Data provided:
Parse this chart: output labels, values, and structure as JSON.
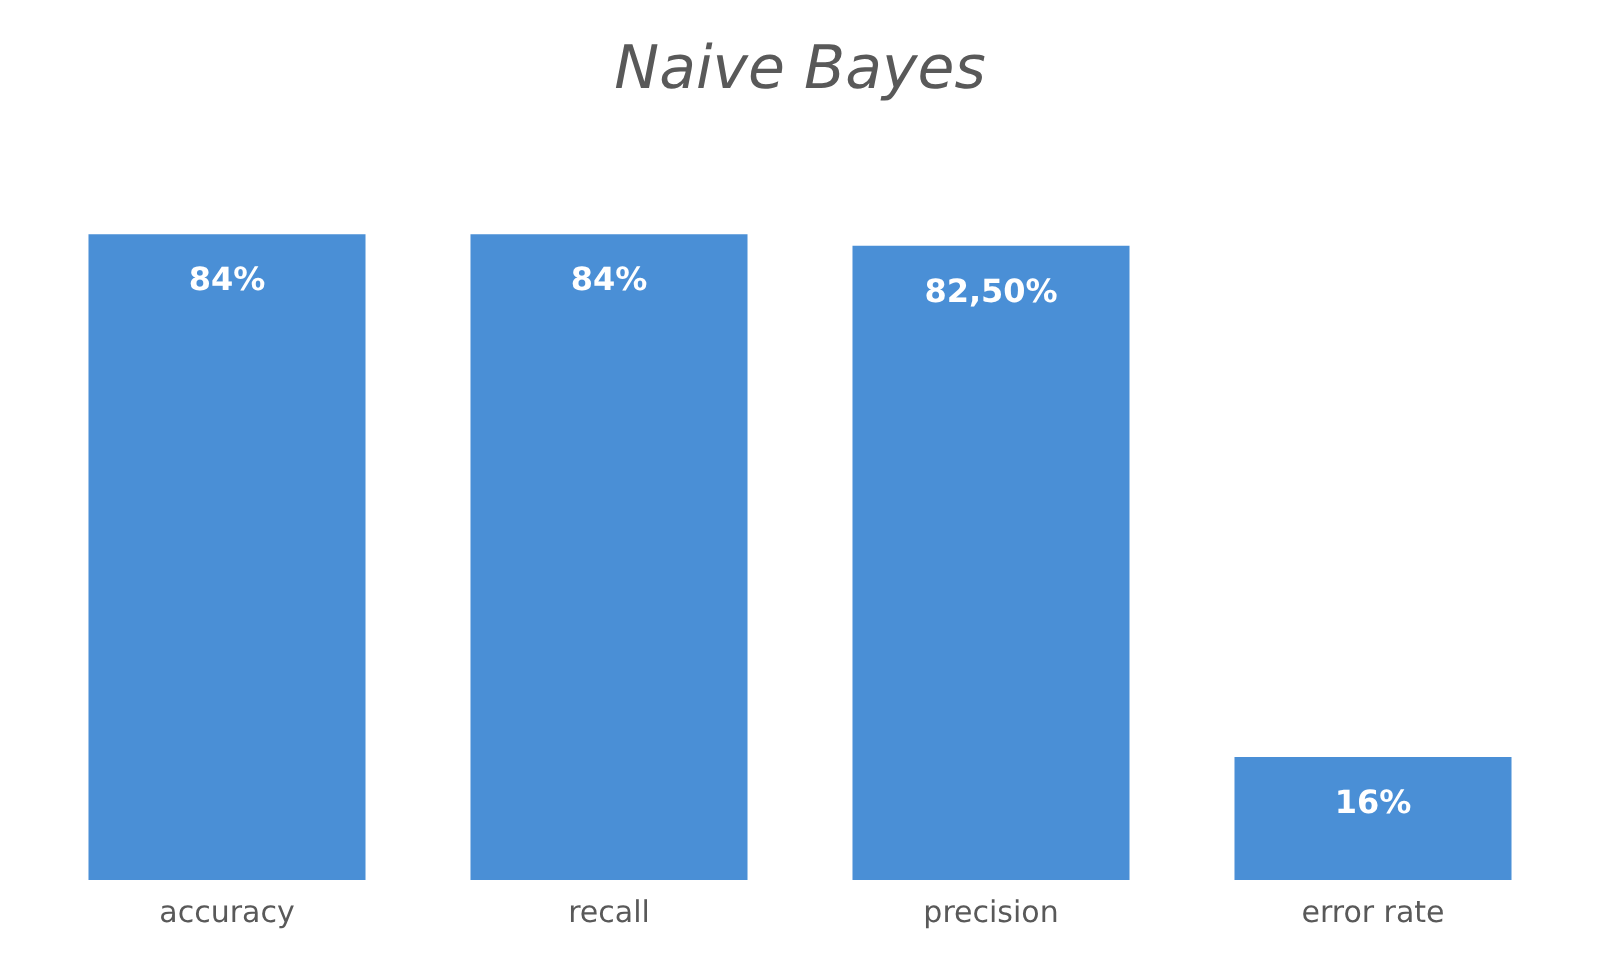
{
  "chart_data": {
    "type": "bar",
    "title": "Naive Bayes",
    "categories": [
      "accuracy",
      "recall",
      "precision",
      "error rate"
    ],
    "values": [
      84,
      84,
      82.5,
      16
    ],
    "value_labels": [
      "84%",
      "84%",
      "82,50%",
      "16%"
    ],
    "color": "#4a8fd6",
    "grid": false,
    "legend": false,
    "tick_labels": "x"
  }
}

Task to complete: Quote every line word for word and keep the images out of the copy.

Result of this exercise:
Parse this chart: output labels, values, and structure as JSON.
{
  "chart_data": {
    "type": "bar",
    "title": "Naive Bayes",
    "categories": [
      "accuracy",
      "recall",
      "precision",
      "error rate"
    ],
    "values": [
      84,
      84,
      82.5,
      16
    ],
    "value_labels": [
      "84%",
      "84%",
      "82,50%",
      "16%"
    ],
    "color": "#4a8fd6",
    "grid": false,
    "legend": false,
    "tick_labels": "x"
  }
}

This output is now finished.